**Exercise details**:
Select, from the data, each line where "learnfluteonline" occurs.

**Excerpted data**:
####################
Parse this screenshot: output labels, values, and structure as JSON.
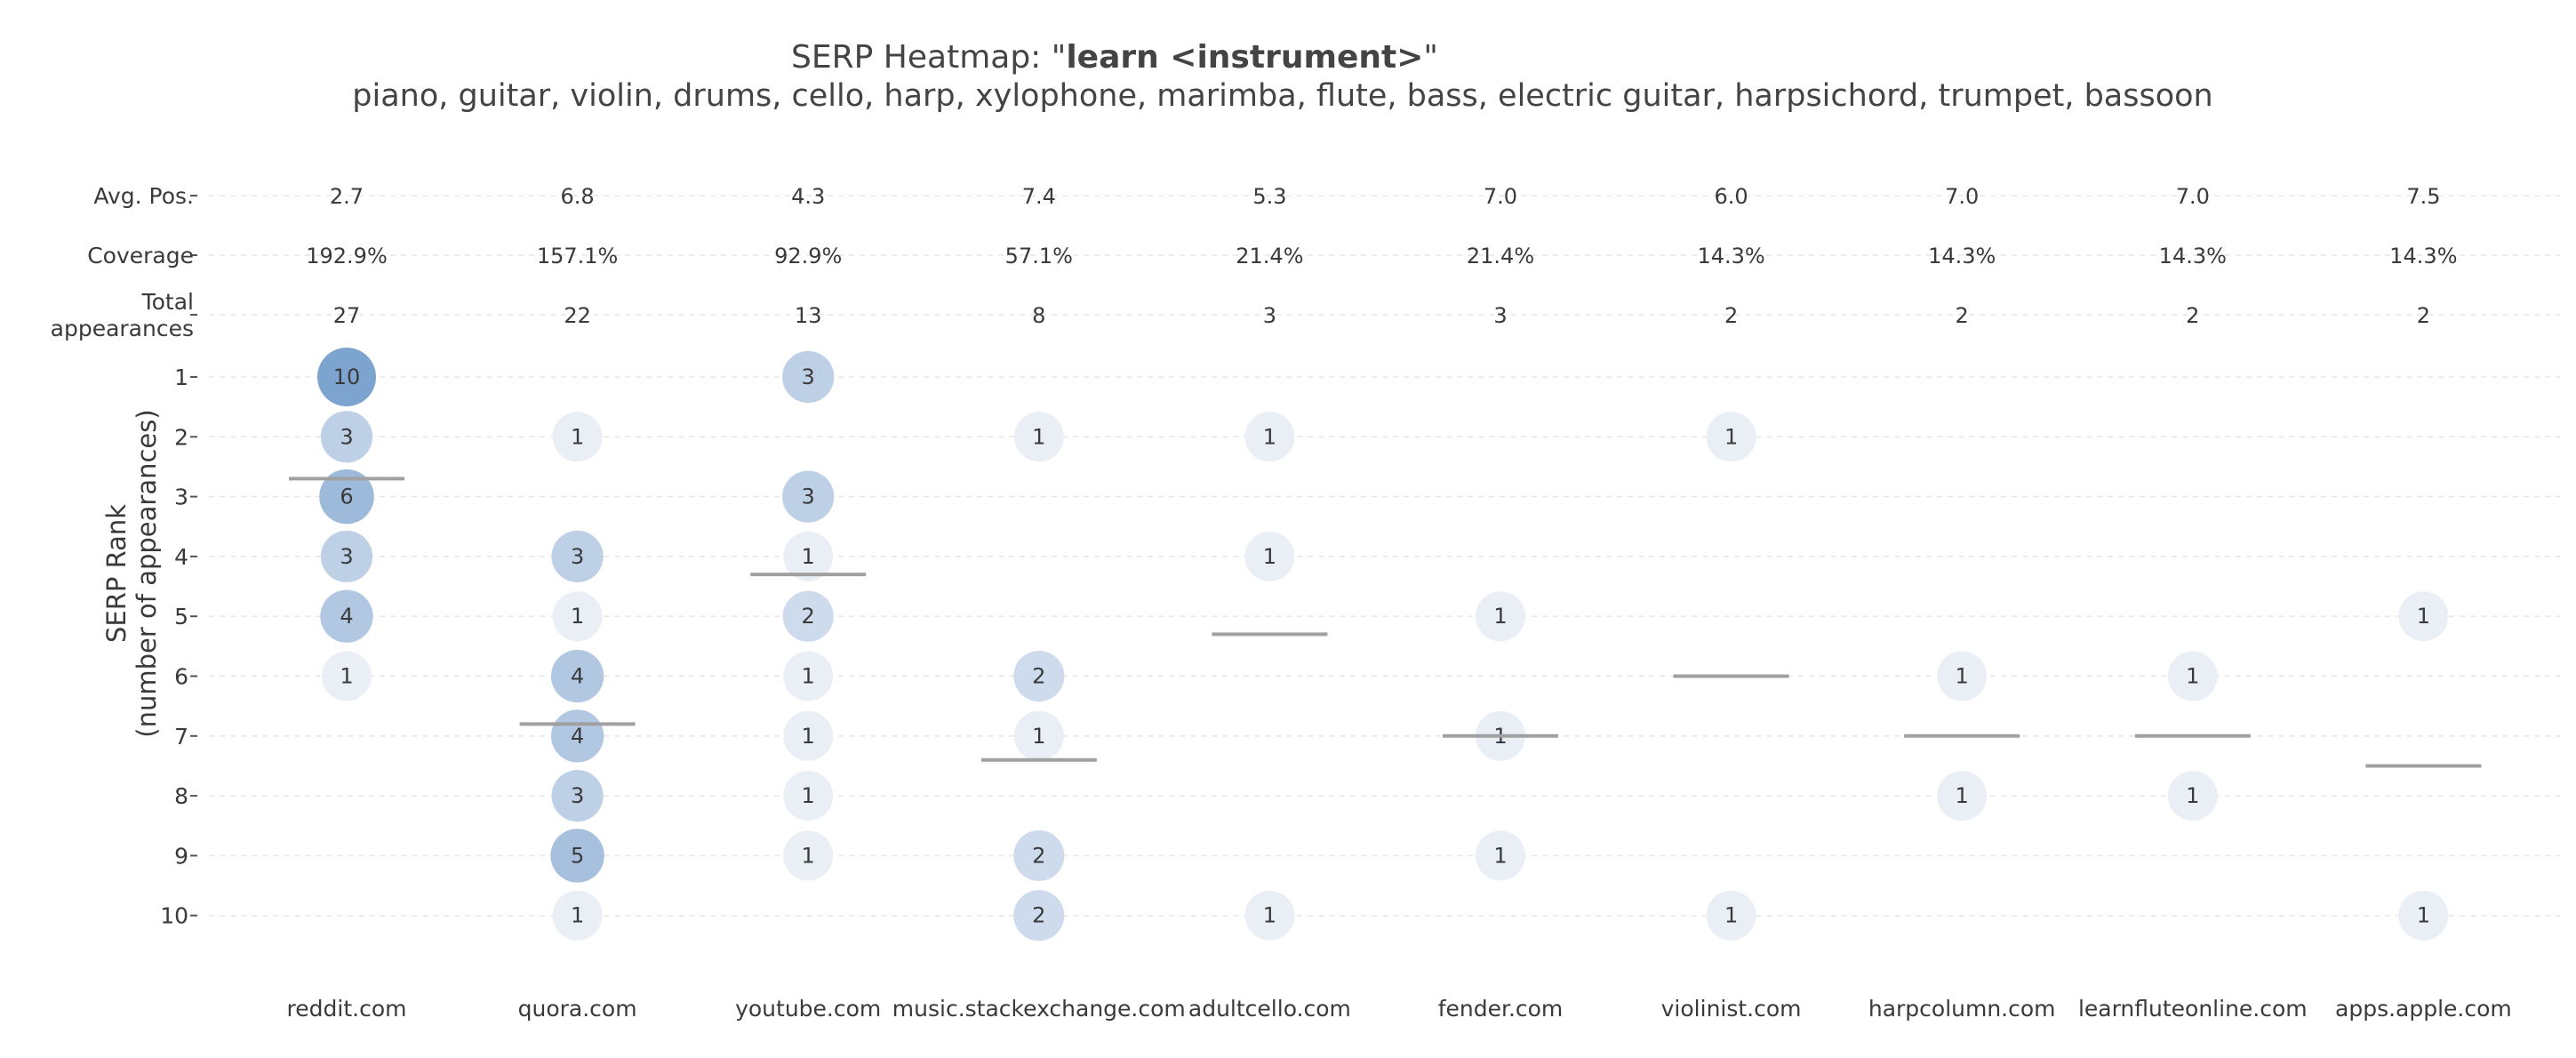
{
  "chart_data": {
    "type": "scatter",
    "title": {
      "prefix": "SERP Heatmap: \"",
      "bold": "learn <instrument>",
      "suffix": "\""
    },
    "subtitle": "piano, guitar, violin, drums, cello, harp, xylophone, marimba, flute, bass, electric guitar, harpsichord, trumpet, bassoon",
    "ylabel_lines": [
      "SERP Rank",
      "(number of appearances)"
    ],
    "domains": [
      "reddit.com",
      "quora.com",
      "youtube.com",
      "music.stackexchange.com",
      "adultcello.com",
      "fender.com",
      "violinist.com",
      "harpcolumn.com",
      "learnfluteonline.com",
      "apps.apple.com"
    ],
    "summary_rows": [
      {
        "label": "Avg. Pos.",
        "values": [
          "2.7",
          "6.8",
          "4.3",
          "7.4",
          "5.3",
          "7.0",
          "6.0",
          "7.0",
          "7.0",
          "7.5"
        ]
      },
      {
        "label": "Coverage",
        "values": [
          "192.9%",
          "157.1%",
          "92.9%",
          "57.1%",
          "21.4%",
          "21.4%",
          "14.3%",
          "14.3%",
          "14.3%",
          "14.3%"
        ]
      },
      {
        "label_lines": [
          "Total",
          "appearances"
        ],
        "values": [
          "27",
          "22",
          "13",
          "8",
          "3",
          "3",
          "2",
          "2",
          "2",
          "2"
        ]
      }
    ],
    "ranks": [
      1,
      2,
      3,
      4,
      5,
      6,
      7,
      8,
      9,
      10
    ],
    "avg_positions": [
      2.7,
      6.8,
      4.3,
      7.4,
      5.3,
      7.0,
      6.0,
      7.0,
      7.0,
      7.5
    ],
    "counts": {
      "reddit.com": {
        "1": 10,
        "2": 3,
        "3": 6,
        "4": 3,
        "5": 4,
        "6": 1
      },
      "quora.com": {
        "2": 1,
        "4": 3,
        "5": 1,
        "6": 4,
        "7": 4,
        "8": 3,
        "9": 5,
        "10": 1
      },
      "youtube.com": {
        "1": 3,
        "3": 3,
        "4": 1,
        "5": 2,
        "6": 1,
        "7": 1,
        "8": 1,
        "9": 1
      },
      "music.stackexchange.com": {
        "2": 1,
        "6": 2,
        "7": 1,
        "9": 2,
        "10": 2
      },
      "adultcello.com": {
        "2": 1,
        "4": 1,
        "10": 1
      },
      "fender.com": {
        "5": 1,
        "7": 1,
        "9": 1
      },
      "violinist.com": {
        "2": 1,
        "10": 1
      },
      "harpcolumn.com": {
        "6": 1,
        "8": 1
      },
      "learnfluteonline.com": {
        "6": 1,
        "8": 1
      },
      "apps.apple.com": {
        "5": 1,
        "10": 1
      }
    },
    "ylim": [
      1,
      10
    ],
    "y_reversed": true,
    "grid": true,
    "colors": {
      "bubble_low": "#eaeff6",
      "bubble_high": "#7da3cf",
      "avg_line": "#a0a0a0",
      "grid": "#e6e6e6",
      "text": "#3a3a3a"
    }
  }
}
####################
**Exercise solution**:
      "learnfluteonline.com",
      "learnfluteonline.com": {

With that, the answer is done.